Problem requirements
Find the word "this" in the data. Return every line where it appears.

Collected data
***
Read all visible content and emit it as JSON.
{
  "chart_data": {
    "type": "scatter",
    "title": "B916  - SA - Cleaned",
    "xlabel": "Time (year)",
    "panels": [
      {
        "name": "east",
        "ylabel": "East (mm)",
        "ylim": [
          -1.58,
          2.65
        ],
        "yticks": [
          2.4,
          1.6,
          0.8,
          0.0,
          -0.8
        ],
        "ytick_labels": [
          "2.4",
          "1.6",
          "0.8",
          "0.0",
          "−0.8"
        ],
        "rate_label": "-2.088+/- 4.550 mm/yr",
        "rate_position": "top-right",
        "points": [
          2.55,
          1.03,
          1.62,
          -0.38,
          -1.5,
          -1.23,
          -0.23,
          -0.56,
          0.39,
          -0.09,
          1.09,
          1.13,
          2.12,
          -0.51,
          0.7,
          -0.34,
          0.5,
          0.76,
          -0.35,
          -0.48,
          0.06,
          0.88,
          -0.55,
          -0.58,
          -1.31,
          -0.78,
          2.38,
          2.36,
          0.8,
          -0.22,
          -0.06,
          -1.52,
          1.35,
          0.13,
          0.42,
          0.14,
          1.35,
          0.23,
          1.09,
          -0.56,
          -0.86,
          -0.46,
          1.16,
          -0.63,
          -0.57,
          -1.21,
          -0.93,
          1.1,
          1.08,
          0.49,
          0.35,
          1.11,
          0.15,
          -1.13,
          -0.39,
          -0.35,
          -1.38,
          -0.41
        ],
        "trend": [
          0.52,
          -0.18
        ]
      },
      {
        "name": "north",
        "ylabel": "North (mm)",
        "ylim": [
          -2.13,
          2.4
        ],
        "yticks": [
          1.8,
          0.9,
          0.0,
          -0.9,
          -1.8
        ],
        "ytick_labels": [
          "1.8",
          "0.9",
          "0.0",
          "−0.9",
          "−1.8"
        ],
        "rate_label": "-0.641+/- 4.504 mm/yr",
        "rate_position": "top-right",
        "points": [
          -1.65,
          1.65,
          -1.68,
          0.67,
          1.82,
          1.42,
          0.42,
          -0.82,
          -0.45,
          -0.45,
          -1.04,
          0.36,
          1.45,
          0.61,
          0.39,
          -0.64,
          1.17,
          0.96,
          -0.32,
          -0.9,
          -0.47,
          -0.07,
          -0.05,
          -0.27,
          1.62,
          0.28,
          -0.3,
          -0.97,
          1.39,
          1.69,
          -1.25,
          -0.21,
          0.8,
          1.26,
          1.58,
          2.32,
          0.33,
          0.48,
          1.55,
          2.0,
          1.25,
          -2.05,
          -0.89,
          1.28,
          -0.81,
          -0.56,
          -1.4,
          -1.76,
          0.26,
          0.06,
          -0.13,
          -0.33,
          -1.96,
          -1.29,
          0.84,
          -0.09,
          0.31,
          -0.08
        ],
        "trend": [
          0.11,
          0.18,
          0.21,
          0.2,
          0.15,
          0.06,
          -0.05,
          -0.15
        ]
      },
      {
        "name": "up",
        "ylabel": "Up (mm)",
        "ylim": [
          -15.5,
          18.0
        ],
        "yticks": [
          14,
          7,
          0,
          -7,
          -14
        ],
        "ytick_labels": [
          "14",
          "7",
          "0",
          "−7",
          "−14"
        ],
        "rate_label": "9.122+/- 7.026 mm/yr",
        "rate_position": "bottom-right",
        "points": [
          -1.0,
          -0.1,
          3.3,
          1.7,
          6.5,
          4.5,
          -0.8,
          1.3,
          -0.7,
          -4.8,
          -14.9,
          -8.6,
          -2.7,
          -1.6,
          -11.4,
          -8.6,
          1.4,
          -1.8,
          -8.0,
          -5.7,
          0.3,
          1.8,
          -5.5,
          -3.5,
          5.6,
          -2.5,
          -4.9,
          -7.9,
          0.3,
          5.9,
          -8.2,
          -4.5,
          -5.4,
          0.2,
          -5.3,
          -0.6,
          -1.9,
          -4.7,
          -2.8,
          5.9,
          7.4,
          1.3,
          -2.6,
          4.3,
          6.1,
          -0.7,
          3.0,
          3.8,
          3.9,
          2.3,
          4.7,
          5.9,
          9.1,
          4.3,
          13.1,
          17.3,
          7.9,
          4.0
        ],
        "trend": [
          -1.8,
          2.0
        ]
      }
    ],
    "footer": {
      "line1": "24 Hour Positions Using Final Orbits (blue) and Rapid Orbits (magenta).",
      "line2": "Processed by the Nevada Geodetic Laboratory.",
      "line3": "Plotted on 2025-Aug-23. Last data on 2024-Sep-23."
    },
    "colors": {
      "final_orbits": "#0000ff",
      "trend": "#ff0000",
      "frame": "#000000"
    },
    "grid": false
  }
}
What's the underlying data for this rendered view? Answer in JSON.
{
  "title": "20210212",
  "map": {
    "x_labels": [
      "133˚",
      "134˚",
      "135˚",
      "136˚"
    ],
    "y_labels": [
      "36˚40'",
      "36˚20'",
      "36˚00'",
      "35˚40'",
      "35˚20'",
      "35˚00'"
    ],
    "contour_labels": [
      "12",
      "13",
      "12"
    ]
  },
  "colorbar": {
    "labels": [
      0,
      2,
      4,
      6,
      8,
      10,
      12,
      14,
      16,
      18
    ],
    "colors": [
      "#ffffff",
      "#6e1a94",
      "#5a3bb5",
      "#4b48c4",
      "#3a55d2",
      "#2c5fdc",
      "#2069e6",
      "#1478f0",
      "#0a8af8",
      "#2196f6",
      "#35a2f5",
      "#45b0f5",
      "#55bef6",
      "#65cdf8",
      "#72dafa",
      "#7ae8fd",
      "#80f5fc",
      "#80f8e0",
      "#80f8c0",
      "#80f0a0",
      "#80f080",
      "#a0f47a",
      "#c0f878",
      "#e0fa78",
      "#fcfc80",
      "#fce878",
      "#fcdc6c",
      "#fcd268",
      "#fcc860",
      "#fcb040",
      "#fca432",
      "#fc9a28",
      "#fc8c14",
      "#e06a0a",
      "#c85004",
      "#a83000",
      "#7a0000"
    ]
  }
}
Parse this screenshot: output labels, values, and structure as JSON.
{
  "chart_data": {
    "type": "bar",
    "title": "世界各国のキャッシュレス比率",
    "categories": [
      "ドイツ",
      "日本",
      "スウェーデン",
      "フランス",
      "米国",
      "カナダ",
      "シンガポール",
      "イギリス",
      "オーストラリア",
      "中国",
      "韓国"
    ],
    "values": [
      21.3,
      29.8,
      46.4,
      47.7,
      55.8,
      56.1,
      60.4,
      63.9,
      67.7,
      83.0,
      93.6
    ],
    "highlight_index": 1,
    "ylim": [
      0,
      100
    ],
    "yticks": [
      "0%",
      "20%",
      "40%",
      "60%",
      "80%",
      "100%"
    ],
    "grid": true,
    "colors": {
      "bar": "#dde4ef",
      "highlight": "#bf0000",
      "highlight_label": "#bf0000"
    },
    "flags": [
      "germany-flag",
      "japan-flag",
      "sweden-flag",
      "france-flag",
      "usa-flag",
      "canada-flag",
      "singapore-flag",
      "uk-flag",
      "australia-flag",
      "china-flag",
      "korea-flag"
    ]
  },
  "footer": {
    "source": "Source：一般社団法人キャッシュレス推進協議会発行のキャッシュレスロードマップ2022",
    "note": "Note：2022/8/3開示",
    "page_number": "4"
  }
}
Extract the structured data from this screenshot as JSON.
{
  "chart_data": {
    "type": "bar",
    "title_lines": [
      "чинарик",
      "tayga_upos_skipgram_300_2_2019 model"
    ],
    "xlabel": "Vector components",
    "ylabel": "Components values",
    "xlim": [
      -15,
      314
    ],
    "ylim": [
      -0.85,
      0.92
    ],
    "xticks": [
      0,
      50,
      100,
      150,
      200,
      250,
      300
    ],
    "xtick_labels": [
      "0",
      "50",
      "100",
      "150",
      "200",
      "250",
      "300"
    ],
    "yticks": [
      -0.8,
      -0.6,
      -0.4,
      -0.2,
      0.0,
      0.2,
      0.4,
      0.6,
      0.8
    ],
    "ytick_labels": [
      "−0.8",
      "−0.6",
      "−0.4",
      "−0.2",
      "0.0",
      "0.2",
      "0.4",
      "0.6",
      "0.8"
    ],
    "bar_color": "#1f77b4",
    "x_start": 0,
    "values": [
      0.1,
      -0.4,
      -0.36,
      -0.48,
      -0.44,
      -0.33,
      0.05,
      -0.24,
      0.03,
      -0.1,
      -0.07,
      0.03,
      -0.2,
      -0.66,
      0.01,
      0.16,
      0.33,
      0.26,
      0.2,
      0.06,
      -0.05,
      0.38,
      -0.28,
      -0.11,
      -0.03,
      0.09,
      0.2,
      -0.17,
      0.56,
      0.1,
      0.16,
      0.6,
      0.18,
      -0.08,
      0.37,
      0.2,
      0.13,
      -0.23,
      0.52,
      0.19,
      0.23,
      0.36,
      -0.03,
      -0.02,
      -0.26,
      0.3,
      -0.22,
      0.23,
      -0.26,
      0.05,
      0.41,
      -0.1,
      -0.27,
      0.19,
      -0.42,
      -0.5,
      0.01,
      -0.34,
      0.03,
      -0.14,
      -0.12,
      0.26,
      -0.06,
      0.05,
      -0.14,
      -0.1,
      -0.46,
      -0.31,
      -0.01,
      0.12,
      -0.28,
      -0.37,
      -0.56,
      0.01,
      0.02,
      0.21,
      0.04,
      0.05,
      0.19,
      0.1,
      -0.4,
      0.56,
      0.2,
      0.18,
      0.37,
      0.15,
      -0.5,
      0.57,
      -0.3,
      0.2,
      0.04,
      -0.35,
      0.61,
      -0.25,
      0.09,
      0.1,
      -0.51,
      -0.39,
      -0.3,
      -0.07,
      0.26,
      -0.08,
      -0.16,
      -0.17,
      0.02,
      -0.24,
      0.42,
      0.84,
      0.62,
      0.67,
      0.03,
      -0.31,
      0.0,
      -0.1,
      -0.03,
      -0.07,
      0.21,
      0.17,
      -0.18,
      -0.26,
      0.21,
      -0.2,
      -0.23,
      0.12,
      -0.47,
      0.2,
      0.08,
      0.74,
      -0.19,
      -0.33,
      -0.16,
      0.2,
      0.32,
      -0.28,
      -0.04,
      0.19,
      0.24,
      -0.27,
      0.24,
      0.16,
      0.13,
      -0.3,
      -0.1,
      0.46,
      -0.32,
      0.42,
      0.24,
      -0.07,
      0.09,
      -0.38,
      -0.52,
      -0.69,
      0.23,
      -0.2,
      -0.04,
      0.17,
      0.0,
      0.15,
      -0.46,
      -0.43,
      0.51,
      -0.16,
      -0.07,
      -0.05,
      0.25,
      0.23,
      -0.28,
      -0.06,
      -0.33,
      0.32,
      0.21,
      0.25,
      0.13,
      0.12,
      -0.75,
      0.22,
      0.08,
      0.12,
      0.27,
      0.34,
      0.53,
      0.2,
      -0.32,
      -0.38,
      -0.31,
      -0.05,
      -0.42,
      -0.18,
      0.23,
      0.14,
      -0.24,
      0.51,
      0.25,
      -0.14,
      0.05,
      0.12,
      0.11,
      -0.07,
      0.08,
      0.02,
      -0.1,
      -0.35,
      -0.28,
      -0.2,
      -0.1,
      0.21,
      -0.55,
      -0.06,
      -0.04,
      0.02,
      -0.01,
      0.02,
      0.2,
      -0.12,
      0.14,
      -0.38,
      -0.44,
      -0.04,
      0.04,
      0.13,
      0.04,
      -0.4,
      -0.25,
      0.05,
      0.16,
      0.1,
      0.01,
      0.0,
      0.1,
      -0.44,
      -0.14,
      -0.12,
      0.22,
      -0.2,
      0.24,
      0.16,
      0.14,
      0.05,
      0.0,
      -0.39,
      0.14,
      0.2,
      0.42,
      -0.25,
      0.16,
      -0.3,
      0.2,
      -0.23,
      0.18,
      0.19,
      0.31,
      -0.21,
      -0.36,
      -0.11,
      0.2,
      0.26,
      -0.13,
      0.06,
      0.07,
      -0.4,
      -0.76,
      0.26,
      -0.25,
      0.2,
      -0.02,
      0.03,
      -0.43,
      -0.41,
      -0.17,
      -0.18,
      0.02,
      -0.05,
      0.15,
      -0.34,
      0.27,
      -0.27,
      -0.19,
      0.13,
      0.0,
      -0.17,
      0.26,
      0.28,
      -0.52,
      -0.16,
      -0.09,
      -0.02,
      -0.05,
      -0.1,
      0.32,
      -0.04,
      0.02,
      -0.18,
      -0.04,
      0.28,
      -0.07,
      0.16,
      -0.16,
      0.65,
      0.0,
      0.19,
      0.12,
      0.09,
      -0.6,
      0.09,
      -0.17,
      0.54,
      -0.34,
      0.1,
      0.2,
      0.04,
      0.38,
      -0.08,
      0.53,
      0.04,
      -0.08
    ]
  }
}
***
Problem solution
What's the underlying data for this rendered view? Answer in JSON.
Parse this screenshot: output labels, values, and structure as JSON.
Extract the structured data from this screenshot as JSON.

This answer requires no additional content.